SET PROBLEM: Collect all the lines that mention the word "Data".

SOURCE RECORDS:
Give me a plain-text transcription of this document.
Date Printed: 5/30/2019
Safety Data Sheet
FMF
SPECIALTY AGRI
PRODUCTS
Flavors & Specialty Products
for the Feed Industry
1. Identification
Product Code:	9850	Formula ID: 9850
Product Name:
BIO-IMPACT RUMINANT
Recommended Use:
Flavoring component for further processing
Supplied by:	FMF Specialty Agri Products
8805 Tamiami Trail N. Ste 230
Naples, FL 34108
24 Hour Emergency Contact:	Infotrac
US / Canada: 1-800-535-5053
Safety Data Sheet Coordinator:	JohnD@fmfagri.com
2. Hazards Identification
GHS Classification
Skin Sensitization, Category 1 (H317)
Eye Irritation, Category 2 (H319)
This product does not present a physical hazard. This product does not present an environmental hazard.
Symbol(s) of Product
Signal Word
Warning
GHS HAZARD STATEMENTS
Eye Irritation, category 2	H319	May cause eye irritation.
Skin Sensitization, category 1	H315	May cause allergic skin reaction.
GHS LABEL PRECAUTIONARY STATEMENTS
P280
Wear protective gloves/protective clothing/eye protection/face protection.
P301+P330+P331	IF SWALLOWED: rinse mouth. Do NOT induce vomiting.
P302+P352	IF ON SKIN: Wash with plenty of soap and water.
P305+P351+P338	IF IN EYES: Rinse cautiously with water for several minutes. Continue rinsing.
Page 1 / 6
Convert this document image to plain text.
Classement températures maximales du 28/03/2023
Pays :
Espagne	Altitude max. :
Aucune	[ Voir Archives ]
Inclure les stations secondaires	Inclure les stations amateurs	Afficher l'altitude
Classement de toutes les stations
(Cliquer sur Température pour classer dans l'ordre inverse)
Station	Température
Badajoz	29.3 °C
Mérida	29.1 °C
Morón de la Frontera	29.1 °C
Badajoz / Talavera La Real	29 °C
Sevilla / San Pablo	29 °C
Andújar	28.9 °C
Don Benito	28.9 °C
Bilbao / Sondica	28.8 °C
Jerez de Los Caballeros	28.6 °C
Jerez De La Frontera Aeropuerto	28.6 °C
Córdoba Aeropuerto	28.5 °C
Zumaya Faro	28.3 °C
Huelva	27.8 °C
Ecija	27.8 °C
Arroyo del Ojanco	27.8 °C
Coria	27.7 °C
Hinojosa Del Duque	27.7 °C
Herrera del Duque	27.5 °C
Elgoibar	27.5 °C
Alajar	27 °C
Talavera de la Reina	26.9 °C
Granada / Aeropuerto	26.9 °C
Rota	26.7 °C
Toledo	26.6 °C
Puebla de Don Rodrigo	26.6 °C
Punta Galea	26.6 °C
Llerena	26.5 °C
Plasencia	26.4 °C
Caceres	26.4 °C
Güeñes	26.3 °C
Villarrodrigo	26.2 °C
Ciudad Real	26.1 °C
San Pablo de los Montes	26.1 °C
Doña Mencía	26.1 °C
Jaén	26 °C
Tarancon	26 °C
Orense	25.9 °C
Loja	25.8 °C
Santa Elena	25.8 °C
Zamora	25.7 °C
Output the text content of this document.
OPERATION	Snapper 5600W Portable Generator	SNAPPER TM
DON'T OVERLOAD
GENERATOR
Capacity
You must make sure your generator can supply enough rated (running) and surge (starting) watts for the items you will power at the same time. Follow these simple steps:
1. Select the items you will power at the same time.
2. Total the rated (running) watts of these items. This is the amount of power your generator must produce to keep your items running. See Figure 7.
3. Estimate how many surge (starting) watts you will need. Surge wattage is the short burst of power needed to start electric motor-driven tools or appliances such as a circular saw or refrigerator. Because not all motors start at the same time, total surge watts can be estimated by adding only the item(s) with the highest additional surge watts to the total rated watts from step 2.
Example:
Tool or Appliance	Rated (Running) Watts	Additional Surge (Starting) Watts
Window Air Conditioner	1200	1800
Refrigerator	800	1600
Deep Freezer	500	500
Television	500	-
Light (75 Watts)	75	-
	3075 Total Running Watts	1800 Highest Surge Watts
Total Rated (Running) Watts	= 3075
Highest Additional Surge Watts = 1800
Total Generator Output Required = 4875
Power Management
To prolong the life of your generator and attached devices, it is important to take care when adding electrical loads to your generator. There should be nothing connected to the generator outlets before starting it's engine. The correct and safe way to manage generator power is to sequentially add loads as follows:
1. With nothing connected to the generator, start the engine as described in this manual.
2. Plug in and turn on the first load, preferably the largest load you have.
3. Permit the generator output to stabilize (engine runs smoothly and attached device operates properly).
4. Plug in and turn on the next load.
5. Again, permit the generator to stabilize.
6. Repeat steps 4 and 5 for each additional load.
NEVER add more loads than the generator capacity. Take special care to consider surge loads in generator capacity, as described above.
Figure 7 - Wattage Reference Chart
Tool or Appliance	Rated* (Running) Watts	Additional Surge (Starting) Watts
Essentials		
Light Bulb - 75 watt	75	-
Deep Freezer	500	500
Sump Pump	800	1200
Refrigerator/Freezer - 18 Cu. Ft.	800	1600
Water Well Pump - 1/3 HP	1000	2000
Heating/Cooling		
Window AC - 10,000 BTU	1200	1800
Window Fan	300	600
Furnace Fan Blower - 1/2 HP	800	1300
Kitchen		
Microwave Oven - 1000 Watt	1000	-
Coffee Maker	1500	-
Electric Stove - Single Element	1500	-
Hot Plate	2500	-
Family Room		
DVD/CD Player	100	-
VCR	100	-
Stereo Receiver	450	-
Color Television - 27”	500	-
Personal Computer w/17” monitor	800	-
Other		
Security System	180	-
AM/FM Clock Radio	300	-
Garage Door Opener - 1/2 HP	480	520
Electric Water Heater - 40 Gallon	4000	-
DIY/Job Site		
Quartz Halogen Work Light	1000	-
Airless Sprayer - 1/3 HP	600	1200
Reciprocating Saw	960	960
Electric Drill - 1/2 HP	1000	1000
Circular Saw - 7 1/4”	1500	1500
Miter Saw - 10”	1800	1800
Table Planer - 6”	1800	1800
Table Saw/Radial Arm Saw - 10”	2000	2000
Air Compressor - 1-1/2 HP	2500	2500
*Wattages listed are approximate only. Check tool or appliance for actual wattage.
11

RESULT OF THIS TASK:
Safety Data Sheet
Safety Data Sheet Coordinator:	JohnD@fmfagri.com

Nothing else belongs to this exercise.